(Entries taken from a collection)
━━━━━━━━━━━━━━━━

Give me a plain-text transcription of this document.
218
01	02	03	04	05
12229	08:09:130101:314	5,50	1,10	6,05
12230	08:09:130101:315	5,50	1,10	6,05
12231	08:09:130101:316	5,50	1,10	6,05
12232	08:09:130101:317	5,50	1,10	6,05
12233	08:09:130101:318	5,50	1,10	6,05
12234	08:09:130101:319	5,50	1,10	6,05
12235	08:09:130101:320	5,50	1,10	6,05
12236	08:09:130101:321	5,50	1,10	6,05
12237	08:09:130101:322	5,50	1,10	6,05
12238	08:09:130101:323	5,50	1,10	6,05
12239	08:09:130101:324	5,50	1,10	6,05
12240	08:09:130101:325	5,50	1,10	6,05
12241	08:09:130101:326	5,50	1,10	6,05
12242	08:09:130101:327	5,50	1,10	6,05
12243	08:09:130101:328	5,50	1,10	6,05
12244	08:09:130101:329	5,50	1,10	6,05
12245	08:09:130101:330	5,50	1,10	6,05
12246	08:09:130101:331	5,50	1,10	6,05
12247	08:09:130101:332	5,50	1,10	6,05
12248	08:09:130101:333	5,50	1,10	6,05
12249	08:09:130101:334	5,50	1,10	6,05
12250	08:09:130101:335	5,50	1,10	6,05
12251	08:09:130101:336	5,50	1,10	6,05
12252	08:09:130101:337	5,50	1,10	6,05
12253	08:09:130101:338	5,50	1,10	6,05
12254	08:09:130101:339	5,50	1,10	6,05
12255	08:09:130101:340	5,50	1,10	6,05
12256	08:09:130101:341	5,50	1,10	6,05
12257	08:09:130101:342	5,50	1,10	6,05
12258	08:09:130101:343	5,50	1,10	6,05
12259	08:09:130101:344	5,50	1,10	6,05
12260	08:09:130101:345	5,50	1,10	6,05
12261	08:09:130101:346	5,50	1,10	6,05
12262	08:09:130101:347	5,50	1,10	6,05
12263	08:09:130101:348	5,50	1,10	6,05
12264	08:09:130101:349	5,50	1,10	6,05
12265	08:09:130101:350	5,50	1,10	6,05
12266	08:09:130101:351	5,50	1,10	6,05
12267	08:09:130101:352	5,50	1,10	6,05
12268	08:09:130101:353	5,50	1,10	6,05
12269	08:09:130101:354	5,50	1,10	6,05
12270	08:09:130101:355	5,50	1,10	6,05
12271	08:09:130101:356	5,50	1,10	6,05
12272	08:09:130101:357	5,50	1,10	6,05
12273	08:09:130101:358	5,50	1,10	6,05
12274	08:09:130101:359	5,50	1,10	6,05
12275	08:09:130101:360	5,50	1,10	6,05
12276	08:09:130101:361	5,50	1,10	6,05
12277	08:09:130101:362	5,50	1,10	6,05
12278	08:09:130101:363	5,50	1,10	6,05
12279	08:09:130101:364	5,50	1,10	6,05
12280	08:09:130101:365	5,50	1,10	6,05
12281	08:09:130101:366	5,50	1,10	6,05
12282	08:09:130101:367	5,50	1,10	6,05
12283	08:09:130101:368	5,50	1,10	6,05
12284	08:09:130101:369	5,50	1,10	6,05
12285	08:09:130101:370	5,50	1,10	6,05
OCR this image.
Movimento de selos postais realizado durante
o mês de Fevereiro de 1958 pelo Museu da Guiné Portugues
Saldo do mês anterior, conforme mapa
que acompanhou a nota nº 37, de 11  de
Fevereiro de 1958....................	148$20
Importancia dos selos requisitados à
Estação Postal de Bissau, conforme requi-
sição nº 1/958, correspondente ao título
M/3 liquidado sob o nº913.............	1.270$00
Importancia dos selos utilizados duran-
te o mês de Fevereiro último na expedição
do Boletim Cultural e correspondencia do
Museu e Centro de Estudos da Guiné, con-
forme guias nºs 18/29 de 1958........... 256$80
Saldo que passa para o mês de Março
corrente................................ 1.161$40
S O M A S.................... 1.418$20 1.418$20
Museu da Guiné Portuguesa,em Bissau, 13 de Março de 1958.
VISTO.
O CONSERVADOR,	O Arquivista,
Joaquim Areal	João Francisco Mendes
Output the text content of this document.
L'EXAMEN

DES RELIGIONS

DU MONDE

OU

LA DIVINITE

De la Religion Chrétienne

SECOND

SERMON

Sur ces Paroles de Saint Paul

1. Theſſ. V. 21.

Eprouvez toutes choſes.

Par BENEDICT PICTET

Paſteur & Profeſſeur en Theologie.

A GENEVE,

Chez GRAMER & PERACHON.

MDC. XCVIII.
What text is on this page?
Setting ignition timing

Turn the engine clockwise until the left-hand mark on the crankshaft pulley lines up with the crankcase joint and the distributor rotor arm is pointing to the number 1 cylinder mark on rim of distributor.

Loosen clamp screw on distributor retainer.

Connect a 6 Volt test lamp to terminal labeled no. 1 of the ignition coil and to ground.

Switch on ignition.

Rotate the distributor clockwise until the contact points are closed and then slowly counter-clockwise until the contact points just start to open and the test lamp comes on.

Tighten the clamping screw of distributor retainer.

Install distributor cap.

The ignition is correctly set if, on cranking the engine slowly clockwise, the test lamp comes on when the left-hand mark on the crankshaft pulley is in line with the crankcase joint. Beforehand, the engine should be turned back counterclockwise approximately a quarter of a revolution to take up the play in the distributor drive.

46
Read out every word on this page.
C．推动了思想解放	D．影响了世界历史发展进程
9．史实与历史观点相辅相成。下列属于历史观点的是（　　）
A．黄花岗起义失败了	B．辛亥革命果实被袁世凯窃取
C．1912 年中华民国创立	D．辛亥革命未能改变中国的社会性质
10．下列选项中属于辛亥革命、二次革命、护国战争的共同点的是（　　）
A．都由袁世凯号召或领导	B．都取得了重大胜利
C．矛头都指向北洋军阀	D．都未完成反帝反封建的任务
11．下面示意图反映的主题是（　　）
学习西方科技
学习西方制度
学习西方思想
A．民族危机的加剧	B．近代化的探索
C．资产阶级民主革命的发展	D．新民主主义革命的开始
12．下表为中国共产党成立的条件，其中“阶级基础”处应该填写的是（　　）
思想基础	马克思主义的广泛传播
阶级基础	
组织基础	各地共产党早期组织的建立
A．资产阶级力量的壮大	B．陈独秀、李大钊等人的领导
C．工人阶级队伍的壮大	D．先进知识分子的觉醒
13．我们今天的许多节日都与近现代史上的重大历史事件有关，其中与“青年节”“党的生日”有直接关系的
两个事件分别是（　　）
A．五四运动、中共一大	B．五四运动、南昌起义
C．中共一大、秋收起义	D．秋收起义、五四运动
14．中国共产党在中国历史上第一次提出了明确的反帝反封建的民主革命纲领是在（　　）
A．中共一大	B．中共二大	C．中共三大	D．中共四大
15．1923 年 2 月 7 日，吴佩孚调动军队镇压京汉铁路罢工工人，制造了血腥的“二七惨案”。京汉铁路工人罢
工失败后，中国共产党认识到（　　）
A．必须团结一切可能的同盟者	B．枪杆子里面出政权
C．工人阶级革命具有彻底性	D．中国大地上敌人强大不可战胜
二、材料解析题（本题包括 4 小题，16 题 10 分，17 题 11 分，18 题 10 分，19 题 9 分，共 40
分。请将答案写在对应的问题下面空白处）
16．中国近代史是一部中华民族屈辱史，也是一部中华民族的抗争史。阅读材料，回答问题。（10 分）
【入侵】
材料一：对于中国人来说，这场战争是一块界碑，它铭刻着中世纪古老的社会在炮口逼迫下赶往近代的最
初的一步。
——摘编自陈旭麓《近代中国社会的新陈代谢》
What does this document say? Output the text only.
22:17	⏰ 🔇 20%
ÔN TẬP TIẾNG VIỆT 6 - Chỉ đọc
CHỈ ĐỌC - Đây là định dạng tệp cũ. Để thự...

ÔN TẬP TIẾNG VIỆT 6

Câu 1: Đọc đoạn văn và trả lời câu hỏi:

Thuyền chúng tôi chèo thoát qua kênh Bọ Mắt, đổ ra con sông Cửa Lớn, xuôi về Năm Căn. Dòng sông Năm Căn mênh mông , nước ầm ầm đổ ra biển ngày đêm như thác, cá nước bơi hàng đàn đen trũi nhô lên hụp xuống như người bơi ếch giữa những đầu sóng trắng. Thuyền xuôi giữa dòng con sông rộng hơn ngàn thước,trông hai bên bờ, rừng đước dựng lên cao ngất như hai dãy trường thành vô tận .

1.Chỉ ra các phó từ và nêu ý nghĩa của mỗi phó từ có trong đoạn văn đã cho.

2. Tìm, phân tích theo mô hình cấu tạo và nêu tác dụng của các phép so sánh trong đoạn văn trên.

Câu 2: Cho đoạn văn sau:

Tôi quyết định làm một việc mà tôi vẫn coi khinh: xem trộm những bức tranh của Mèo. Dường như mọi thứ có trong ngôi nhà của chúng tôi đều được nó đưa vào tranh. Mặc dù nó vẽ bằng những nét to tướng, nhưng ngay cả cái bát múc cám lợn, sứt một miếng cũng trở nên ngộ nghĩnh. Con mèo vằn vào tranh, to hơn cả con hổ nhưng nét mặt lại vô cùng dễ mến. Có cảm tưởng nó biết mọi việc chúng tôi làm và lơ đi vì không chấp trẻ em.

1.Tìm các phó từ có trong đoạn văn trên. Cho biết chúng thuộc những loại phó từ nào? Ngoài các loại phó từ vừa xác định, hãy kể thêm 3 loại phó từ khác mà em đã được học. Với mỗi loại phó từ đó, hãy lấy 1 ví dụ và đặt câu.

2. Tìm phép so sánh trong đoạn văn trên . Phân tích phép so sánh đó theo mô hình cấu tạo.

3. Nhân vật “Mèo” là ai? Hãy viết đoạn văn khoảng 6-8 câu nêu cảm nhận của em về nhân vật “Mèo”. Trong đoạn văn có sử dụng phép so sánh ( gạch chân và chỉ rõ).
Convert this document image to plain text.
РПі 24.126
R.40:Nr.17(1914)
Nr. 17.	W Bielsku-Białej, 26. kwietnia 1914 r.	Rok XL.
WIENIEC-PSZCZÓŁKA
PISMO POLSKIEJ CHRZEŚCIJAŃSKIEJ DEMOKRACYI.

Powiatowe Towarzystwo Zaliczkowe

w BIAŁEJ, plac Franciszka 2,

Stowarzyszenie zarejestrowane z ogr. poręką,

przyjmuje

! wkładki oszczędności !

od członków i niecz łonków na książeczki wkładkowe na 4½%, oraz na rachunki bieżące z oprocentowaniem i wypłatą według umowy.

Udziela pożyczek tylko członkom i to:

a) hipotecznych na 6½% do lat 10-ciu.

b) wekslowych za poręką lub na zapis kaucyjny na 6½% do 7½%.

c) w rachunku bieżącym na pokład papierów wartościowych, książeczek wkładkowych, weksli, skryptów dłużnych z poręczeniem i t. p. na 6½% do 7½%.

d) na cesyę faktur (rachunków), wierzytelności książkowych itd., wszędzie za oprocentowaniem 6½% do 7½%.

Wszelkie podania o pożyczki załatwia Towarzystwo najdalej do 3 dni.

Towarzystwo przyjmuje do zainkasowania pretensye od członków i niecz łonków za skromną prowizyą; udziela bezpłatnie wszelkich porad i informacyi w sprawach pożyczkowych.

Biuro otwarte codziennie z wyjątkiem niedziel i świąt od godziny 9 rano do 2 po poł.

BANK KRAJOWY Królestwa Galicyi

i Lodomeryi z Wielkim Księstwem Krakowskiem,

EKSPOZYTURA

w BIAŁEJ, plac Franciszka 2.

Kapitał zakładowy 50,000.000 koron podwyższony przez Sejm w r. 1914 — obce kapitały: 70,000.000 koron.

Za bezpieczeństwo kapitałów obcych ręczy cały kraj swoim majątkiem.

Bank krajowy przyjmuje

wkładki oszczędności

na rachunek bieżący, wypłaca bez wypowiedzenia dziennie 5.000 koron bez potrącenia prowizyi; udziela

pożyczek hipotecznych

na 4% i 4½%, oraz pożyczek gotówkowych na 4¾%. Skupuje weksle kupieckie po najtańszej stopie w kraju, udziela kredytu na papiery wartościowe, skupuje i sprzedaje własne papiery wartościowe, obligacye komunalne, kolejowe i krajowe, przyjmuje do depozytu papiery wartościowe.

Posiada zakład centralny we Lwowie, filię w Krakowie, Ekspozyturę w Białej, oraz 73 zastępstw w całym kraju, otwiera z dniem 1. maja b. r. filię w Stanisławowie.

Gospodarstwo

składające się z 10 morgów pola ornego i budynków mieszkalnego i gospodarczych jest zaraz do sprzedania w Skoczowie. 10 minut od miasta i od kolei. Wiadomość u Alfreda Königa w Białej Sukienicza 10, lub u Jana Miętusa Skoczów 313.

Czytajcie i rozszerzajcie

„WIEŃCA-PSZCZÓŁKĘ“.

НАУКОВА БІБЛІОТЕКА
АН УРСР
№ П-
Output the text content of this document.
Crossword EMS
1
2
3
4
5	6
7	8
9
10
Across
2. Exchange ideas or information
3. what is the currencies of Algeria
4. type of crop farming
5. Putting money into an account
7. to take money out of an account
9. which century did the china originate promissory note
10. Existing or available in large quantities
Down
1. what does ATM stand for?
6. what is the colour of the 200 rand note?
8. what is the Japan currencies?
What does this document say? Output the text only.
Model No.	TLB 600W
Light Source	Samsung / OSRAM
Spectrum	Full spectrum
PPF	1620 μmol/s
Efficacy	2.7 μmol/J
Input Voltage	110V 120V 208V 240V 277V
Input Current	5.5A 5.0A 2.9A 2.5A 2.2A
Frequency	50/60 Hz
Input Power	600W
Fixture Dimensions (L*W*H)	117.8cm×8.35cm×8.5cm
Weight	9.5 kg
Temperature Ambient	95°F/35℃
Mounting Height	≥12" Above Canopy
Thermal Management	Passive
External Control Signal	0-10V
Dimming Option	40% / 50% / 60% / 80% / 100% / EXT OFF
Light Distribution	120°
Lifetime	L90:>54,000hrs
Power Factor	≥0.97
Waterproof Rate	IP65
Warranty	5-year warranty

━━━━━━━━━━━━━━━━

| What is required |
Locate all lines in the listing above with the word "mark" and copy them.

| Task answer |
Turn the engine clockwise until the left-hand mark on the crankshaft pulley lines up with the crankcase joint and the distributor rotor arm is pointing to the number 1 cylinder mark on rim of distributor.
The ignition is correctly set if, on cranking the engine slowly clockwise, the test lamp comes on when the left-hand mark on the crankshaft pulley is in line with the crankcase joint. Beforehand, the engine should be turned back counterclockwise approximately a quarter of a revolution to take up the play in the distributor drive.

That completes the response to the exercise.